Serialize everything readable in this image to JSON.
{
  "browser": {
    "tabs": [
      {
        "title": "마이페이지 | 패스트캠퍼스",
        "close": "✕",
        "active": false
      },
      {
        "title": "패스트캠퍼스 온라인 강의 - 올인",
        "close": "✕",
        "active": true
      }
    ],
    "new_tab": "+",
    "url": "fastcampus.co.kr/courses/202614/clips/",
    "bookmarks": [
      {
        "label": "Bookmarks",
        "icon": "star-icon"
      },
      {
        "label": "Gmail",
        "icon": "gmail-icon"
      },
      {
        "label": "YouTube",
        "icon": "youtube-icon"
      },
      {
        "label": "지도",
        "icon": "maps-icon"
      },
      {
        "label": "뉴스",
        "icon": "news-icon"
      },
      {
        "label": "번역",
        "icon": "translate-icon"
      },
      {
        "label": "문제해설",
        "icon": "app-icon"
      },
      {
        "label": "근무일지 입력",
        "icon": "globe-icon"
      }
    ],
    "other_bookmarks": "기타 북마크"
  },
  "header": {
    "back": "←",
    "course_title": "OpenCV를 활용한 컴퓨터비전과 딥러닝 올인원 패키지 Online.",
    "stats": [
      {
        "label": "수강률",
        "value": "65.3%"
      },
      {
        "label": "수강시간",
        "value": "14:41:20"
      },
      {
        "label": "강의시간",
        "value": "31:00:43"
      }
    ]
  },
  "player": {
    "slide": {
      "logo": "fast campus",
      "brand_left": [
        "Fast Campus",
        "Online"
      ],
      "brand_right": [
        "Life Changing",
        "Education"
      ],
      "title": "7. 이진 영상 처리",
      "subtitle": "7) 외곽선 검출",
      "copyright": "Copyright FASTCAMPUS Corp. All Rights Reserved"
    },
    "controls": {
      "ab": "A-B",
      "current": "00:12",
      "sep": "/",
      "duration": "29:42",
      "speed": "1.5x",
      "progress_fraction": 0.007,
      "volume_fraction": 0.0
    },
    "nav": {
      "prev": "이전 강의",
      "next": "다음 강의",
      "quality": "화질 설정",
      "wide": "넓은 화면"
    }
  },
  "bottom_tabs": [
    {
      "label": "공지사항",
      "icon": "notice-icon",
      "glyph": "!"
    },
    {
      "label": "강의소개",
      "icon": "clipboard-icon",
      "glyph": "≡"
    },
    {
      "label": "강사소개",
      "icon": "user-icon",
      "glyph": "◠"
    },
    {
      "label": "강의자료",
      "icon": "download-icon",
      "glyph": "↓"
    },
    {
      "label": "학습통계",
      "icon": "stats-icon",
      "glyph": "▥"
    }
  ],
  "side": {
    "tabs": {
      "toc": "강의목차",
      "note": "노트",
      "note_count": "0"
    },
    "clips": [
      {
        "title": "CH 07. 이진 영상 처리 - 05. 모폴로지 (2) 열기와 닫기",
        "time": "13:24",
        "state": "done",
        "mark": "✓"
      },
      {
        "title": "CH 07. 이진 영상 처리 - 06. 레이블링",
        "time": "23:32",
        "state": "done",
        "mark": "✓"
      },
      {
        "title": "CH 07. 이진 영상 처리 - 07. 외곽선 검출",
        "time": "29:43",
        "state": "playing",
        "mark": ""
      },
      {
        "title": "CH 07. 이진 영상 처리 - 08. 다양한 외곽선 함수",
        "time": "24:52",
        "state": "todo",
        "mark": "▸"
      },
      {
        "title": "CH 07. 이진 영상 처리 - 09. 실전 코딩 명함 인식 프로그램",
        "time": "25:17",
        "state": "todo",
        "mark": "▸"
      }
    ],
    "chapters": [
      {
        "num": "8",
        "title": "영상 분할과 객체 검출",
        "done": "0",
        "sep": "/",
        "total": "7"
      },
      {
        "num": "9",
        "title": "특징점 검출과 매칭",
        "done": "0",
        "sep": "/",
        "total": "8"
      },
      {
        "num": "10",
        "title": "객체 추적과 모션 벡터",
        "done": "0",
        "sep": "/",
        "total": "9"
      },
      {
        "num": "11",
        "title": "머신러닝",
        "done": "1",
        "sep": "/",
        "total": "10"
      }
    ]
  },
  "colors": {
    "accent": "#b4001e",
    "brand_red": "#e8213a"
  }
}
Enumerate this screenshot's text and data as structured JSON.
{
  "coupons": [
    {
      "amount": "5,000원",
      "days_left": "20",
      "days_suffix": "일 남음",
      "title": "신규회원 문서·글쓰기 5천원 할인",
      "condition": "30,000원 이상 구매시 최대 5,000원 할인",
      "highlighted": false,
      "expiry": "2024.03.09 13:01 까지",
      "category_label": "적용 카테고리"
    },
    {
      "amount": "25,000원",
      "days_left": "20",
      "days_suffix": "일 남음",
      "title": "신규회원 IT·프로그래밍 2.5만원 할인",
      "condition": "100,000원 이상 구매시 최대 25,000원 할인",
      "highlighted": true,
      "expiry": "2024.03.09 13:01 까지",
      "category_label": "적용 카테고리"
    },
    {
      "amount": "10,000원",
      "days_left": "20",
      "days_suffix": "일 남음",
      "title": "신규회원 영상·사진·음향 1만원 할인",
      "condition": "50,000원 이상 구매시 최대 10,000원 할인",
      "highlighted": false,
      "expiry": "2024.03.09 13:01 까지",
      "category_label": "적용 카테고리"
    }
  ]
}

Short exercise —
Go through the records. Copy each line where "condition" appears.

Task result —
      "condition": "30,000원 이상 구매시 최대 5,000원 할인",
      "condition": "100,000원 이상 구매시 최대 25,000원 할인",
      "condition": "50,000원 이상 구매시 최대 10,000원 할인",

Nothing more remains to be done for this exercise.